Stated task - Extract the records below word for word and ignore the images.

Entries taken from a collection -
--------
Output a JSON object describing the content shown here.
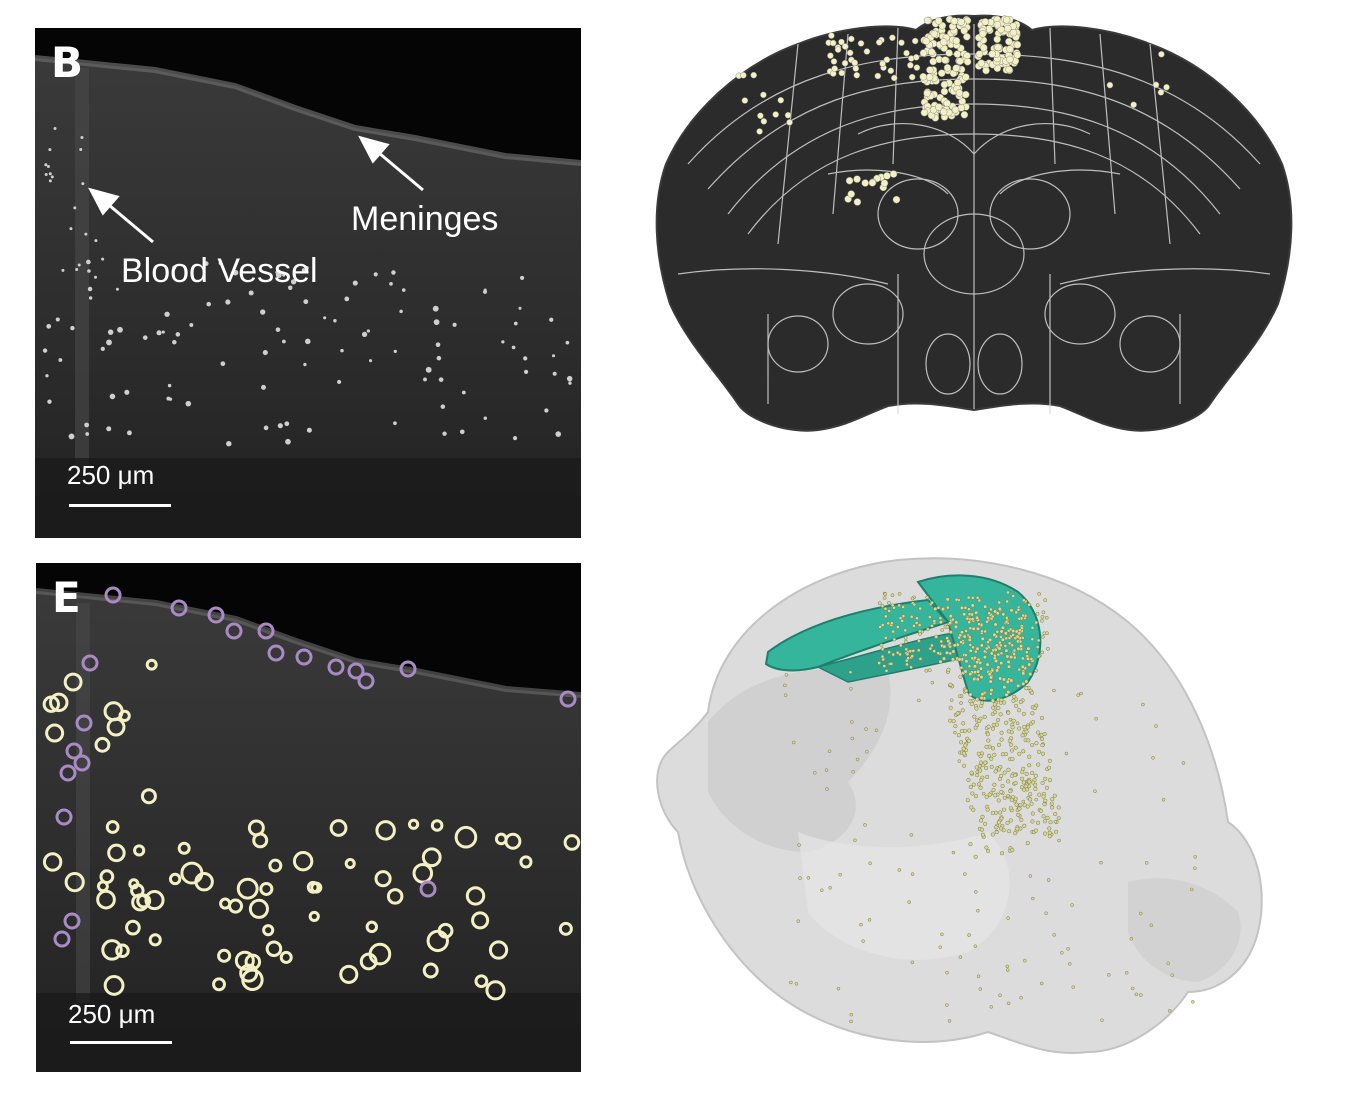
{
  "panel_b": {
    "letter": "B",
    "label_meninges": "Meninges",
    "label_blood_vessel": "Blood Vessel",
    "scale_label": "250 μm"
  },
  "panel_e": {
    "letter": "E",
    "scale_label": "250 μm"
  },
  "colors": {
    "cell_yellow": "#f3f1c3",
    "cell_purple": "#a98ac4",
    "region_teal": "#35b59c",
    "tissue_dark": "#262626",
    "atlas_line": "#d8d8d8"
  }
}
--------
Answer to this exercise -
Output a JSON object describing the content shown here.
{
  "panel_b": {
    "letter": "B",
    "label_meninges": "Meninges",
    "label_blood_vessel": "Blood Vessel",
    "scale_label": "250 μm"
  },
  "panel_e": {
    "letter": "E",
    "scale_label": "250 μm"
  },
  "colors": {
    "cell_yellow": "#f3f1c3",
    "cell_purple": "#a98ac4",
    "region_teal": "#35b59c",
    "tissue_dark": "#262626",
    "atlas_line": "#d8d8d8"
  }
}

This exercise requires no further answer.